--- start Document extract ---

# Not a real hunter



## JBB (Feb 9, 2005)

I went hunting today east of Lakota. Stopped there for lunch and watched all the equipment go by. I have decieded that after seeing everything that is out there and driven by guys a lot younger then I. I must not be a real hunter. 
My stuff is old, beat up, half worn out, well used and I do not have a single sticker or picture of a bird on my window. I shoot my 8 year old gun, some of my decoys are 30 years old. The only thing I have that is fairly new are my shotgun shells ( I bought a case last year). I do not get to show off all my new equipment to everybody. 
All I get is a few dead birds and a great day in the field or on the water (yes I hunt on water sometimes), no payments and a wife who is not mad because I spent so much. After all these years I thought I was a hunter now I know I am not.
Life is great is it not?


----------



## IAMALLARDMAN (Sep 15, 2009)

Life is great if you are a waterfowler!! Get a kick out of your talk of new gear! I am one of those guys who loves to buy new gear, but we all know it doesn't matter that much! One day last week I went out and left all the newfangled gear at home, no new gun, decoys, robos, blinds etc. Just me and the lab, a quickly made willow stick blind, a bag of my old carylight deks, and used one of my old echo wood calls. Was a great morning, as always if you are on the x you dont need much, a little wind to move those old decoys and had great shooting! Far as im concerned if you can go hunting and love the sport for all the right reasons without getting caught up in all of the new gear and fads more power to you, you are more of a hunter than most these days!! Just my opinnion!

--- end Document extract ---

§ Your task:
Continue the forum thread about being a real hunter with old gear, starting after its final post.

--- start Stored records ---

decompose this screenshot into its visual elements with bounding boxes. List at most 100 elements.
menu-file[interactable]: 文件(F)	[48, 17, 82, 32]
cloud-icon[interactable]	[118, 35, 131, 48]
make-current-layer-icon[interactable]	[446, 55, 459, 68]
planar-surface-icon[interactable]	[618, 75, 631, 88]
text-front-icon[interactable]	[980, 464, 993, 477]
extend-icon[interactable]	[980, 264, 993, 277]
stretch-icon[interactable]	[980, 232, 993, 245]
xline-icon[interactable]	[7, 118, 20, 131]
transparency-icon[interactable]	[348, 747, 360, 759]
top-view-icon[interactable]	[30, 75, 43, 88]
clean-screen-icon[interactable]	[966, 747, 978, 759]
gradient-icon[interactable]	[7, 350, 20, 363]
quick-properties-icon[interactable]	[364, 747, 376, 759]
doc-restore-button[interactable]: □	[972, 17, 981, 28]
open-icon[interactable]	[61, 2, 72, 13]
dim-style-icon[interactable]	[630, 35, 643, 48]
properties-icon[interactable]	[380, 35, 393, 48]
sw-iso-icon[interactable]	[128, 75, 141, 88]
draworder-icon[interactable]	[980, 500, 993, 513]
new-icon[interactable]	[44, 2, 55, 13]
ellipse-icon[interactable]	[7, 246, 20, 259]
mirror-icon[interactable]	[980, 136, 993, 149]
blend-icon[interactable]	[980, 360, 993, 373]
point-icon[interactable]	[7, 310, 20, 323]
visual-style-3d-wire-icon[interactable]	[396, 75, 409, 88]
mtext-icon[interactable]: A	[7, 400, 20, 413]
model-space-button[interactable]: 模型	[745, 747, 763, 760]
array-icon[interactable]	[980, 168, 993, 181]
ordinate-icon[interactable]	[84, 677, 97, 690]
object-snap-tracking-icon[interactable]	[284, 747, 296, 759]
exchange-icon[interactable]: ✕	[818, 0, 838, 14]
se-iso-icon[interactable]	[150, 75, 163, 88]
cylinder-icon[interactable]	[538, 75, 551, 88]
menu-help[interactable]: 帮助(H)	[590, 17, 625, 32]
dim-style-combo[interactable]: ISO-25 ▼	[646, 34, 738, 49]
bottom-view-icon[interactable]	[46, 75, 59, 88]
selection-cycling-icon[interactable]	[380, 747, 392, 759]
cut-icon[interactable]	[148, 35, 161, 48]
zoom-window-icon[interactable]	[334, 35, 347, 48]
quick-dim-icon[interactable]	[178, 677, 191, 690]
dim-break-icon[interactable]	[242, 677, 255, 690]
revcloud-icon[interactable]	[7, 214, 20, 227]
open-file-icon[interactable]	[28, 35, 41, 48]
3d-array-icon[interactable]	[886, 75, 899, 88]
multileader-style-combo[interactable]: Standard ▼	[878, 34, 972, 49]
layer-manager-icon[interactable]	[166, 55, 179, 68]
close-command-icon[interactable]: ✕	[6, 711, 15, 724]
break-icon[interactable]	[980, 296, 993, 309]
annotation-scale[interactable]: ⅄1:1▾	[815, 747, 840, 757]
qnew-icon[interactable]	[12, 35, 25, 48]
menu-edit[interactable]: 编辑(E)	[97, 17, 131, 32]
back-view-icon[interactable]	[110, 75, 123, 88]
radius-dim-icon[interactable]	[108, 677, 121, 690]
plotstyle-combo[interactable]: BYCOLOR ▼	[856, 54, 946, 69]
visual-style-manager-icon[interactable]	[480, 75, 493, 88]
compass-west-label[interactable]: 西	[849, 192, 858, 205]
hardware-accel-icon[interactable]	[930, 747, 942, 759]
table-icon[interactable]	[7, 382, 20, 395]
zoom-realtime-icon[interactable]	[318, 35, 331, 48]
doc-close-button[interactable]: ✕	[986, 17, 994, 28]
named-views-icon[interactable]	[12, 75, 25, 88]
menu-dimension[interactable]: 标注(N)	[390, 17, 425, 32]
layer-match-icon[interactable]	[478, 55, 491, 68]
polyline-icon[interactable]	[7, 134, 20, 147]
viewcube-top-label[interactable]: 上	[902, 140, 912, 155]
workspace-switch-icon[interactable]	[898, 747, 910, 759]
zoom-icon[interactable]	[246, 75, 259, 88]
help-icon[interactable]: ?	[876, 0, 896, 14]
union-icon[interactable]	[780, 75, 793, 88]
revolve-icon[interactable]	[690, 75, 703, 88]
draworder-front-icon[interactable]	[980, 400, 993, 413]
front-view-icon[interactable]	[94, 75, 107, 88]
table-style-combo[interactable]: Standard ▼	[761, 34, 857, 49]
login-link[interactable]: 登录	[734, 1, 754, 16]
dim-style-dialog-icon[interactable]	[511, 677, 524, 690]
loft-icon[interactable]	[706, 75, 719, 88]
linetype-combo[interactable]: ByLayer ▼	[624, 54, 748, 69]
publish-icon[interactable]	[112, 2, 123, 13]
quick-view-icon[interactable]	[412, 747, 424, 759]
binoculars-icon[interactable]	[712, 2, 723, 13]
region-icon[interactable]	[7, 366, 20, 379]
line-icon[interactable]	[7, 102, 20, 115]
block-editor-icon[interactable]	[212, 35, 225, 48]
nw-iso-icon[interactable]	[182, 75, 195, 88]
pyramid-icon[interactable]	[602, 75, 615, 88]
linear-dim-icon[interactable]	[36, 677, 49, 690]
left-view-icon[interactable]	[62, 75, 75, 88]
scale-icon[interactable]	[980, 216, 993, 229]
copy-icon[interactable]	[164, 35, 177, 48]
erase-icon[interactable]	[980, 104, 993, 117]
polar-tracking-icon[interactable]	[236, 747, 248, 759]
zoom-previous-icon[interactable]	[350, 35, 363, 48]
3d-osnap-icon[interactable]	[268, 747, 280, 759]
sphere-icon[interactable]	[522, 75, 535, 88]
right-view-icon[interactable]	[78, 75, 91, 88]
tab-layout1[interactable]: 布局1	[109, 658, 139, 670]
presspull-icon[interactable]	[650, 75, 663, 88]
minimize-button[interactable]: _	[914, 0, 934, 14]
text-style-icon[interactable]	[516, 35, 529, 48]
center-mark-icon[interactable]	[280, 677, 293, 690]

--- end Stored records ---

§ Result:
----------



## teamshakeandbake (Oct 14, 2008)

well said iammallardman!!!


----------



## oldsam (Oct 3, 2009)

i don't know what is wrong with new equipment !!! my cabelas hunting coat was new in 1997.. my browning my grandfather gave me on my 14th birthday was new to me in 1972, the only gun i have ever owned. my cork dekes were new to me when i bought them at an auction in the early 80's. now i will have to say my lab is new.(16 weeks) due to a very unfortunate situation to my seven year old lab in june. my waders and their patches have to be about 10 years old.
i know what u guy mean, alot of the hunters look like they just came out of a catalog. but my opinoin is that they probably are not real outdoorsman or hunters.
me and my old equipment cant wait to make new friends, have some kodak moments and enjoy the nodak moment starting friday for a short 4 days.


----------



## northdakotakid (May 12, 2004)

I think we can all agree that there is a big difference between a sportsman and a hunter. How we view hunters and their use of equipment is far different than how we should view them as sportsman and their use of ethics & tradition.

I have seen so many conversations on this forum and also in the small town bars where one hunter has a different opinion about another hunter because of where they are from, the type of equipment they use or the funny way they speak ( southern guys and canucks =-). I myself have found this to be a beat-your-head-against-a-wall conversation from all angles... as it is pretty tough to use the right measuring stick because of how diverse the techniques and equipment use has become.

To me, it is simpler to look at someone as a sportsman because it cuts out many of the differences that we all share and gets to the heart of the sport. It's as simple as common courtesy and respect for the fellow sportsman & land. Don't get me wroing, I am no purest or utopian thinker... but we could all be served better by judging people with a little different measuring stick.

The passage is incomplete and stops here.